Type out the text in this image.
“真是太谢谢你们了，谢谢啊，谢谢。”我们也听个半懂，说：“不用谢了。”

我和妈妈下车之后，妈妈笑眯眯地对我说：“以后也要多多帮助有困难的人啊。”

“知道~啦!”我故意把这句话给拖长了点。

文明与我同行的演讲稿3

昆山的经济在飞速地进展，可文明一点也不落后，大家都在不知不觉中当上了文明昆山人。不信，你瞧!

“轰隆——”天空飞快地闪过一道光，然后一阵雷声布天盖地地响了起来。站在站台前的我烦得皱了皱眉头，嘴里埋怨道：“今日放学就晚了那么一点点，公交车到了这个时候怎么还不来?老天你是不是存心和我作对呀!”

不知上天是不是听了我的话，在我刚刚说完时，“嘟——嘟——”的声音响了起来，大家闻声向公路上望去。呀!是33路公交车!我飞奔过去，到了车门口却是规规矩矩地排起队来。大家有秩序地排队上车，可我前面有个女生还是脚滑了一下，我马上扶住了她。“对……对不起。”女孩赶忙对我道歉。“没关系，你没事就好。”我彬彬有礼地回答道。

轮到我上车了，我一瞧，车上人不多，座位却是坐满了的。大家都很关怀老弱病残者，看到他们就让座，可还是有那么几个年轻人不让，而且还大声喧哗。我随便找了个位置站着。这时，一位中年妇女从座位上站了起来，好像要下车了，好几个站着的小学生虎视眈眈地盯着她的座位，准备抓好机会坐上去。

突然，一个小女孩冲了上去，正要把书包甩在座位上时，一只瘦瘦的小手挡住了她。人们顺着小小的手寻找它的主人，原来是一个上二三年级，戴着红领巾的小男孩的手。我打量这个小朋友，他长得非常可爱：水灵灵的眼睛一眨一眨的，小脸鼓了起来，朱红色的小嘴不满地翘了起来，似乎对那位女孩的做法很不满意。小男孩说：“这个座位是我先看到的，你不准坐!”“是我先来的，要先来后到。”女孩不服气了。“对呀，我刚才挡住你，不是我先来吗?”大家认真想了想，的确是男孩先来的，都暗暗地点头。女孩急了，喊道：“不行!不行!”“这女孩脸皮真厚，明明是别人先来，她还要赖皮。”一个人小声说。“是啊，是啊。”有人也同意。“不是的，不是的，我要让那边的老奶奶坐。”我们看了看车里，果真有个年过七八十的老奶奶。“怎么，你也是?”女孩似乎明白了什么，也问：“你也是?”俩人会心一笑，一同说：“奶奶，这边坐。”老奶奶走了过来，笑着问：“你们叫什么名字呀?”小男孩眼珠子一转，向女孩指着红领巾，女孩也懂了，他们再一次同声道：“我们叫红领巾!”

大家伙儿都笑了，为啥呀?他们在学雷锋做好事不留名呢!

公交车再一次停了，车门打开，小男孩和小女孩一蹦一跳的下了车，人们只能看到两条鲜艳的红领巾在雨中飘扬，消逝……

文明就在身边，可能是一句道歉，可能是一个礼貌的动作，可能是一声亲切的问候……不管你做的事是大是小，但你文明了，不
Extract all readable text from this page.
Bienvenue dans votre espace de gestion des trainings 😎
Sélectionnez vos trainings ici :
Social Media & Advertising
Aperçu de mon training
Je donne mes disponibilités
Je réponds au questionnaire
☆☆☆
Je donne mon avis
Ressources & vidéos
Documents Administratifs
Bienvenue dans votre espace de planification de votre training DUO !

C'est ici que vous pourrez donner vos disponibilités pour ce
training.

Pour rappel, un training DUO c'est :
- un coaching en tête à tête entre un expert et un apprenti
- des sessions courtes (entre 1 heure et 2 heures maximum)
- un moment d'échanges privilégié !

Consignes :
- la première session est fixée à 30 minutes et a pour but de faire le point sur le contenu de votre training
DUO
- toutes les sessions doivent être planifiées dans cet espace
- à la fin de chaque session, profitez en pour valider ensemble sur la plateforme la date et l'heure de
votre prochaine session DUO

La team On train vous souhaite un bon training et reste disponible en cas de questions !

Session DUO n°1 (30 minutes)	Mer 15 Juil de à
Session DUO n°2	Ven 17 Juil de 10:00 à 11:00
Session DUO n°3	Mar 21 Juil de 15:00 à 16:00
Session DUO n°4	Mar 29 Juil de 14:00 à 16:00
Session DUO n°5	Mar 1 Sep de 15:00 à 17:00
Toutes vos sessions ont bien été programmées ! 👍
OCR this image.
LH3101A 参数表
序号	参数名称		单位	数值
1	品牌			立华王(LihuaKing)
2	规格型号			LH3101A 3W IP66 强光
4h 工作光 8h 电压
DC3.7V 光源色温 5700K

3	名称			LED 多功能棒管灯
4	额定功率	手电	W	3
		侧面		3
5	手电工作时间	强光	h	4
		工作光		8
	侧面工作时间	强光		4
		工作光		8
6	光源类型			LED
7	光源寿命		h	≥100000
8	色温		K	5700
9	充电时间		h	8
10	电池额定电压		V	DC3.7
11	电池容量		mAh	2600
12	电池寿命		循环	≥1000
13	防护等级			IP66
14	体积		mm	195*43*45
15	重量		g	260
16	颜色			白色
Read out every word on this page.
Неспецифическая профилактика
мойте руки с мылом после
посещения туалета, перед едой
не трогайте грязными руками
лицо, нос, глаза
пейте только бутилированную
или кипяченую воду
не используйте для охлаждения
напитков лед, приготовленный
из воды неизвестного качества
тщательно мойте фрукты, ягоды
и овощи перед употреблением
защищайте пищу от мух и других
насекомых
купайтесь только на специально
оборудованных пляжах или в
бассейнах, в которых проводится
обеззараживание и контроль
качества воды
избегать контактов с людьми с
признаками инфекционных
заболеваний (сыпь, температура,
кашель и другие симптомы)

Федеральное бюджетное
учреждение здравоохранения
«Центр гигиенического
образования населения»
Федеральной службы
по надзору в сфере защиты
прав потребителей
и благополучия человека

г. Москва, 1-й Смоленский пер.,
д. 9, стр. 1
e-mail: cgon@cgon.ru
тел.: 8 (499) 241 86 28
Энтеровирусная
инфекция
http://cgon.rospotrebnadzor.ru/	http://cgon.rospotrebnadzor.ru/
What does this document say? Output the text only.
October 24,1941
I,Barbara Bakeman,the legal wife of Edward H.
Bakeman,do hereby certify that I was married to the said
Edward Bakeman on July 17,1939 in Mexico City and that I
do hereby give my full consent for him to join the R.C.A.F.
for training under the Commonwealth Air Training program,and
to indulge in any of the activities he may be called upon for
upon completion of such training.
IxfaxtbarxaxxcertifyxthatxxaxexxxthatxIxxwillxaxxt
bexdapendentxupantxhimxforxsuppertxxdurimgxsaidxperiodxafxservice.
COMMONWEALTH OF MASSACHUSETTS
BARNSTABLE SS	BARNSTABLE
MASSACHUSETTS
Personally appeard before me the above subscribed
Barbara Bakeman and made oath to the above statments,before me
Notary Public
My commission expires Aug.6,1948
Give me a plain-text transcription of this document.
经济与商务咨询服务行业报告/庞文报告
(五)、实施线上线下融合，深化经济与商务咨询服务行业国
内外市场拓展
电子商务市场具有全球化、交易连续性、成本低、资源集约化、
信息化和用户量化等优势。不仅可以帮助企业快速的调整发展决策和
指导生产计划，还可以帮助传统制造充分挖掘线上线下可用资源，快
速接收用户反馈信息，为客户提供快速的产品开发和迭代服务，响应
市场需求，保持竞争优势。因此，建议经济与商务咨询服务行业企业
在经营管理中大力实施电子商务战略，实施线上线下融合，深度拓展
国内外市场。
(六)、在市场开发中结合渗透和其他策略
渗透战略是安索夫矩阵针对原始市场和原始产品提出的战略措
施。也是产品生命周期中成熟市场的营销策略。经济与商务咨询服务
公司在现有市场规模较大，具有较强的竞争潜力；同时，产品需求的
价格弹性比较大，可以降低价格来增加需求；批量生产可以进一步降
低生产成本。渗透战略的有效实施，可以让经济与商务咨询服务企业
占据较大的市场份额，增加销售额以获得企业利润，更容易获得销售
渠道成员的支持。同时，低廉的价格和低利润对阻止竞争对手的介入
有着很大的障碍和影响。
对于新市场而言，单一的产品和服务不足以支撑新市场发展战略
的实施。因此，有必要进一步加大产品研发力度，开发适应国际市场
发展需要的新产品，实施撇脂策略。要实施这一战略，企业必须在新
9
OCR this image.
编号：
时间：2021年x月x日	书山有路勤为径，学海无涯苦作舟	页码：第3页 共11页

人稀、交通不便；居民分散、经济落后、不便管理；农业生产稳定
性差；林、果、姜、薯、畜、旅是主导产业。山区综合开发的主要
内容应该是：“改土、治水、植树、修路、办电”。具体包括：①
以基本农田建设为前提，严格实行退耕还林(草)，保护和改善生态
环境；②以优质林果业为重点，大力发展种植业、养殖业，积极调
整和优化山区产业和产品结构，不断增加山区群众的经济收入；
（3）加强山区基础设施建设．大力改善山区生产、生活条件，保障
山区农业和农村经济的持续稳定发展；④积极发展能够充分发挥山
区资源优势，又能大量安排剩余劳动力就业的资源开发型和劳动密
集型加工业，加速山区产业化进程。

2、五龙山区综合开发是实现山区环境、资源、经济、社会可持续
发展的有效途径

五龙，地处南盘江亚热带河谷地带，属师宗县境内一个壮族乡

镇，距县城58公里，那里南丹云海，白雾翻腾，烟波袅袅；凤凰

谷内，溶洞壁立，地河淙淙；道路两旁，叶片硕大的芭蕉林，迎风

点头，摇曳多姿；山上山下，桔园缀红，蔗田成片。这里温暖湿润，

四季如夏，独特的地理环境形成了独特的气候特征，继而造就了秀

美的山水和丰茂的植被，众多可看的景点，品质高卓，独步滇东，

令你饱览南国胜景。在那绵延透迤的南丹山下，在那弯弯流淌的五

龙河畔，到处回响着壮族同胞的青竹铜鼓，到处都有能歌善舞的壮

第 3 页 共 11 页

__Problem to solve__
Find the lines above that contain the word "Bienvenue" and collect them.

__Output of the task__
Bienvenue dans votre espace de gestion des trainings 😎
Bienvenue dans votre espace de planification de votre training DUO !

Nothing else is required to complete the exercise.